Problem details. Each and every line below goes into your answer unchanged, but leave out the images.

Material supplied.
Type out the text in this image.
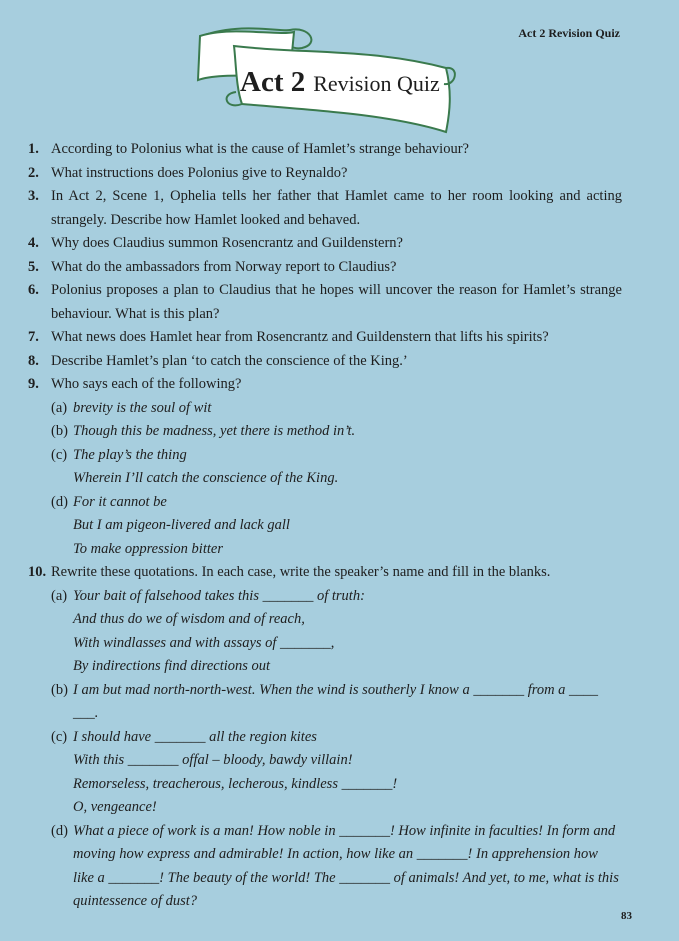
Act 2 Revision Quiz
Act 2 Revision Quiz
1. According to Polonius what is the cause of Hamlet’s strange behaviour?
2. What instructions does Polonius give to Reynaldo?
3. In Act 2, Scene 1, Ophelia tells her father that Hamlet came to her room looking and acting strangely. Describe how Hamlet looked and behaved.
4. Why does Claudius summon Rosencrantz and Guildenstern?
5. What do the ambassadors from Norway report to Claudius?
6. Polonius proposes a plan to Claudius that he hopes will uncover the reason for Hamlet’s strange behaviour. What is this plan?
7. What news does Hamlet hear from Rosencrantz and Guildenstern that lifts his spirits?
8. Describe Hamlet’s plan ‘to catch the conscience of the King.’
9. Who says each of the following?
(a) brevity is the soul of wit
(b) Though this be madness, yet there is method in’t.
(c) The play’s the thing
Wherein I’ll catch the conscience of the King.
(d) For it cannot be
But I am pigeon-livered and lack gall
To make oppression bitter
10. Rewrite these quotations. In each case, write the speaker’s name and fill in the blanks.
(a) Your bait of falsehood takes this _______ of truth:
And thus do we of wisdom and of reach,
With windlasses and with assays of _______,
By indirections find directions out
(b) I am but mad north-north-west. When the wind is southerly I know a _______ from a ____ ___.
(c) I should have _______ all the region kites
With this _______ offal – bloody, bawdy villain!
Remorseless, treacherous, lecherous, kindless _______!
O, vengeance!
(d) What a piece of work is a man! How noble in _______! How infinite in faculties! In form and moving how express and admirable! In action, how like an _______! In apprehension how like a _______! The beauty of the world! The _______ of animals! And yet, to me, what is this quintessence of dust?
83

Exercise response.
Type out the text in this image.
Act 2 Revision Quiz
Act 2 Revision Quiz
1. According to Polonius what is the cause of Hamlet’s strange behaviour?
2. What instructions does Polonius give to Reynaldo?
3. In Act 2, Scene 1, Ophelia tells her father that Hamlet came to her room looking and acting strangely. Describe how Hamlet looked and behaved.
4. Why does Claudius summon Rosencrantz and Guildenstern?
5. What do the ambassadors from Norway report to Claudius?
6. Polonius proposes a plan to Claudius that he hopes will uncover the reason for Hamlet’s strange behaviour. What is this plan?
7. What news does Hamlet hear from Rosencrantz and Guildenstern that lifts his spirits?
8. Describe Hamlet’s plan ‘to catch the conscience of the King.’
9. Who says each of the following?
(a) brevity is the soul of wit
(b) Though this be madness, yet there is method in’t.
(c) The play’s the thing
Wherein I’ll catch the conscience of the King.
(d) For it cannot be
But I am pigeon-livered and lack gall
To make oppression bitter
10. Rewrite these quotations. In each case, write the speaker’s name and fill in the blanks.
(a) Your bait of falsehood takes this _______ of truth:
And thus do we of wisdom and of reach,
With windlasses and with assays of _______,
By indirections find directions out
(b) I am but mad north-north-west. When the wind is southerly I know a _______ from a ____ ___.
(c) I should have _______ all the region kites
With this _______ offal – bloody, bawdy villain!
Remorseless, treacherous, lecherous, kindless _______!
O, vengeance!
(d) What a piece of work is a man! How noble in _______! How infinite in faculties! In form and moving how express and admirable! In action, how like an _______! In apprehension how like a _______! The beauty of the world! The _______ of animals! And yet, to me, what is this quintessence of dust?
83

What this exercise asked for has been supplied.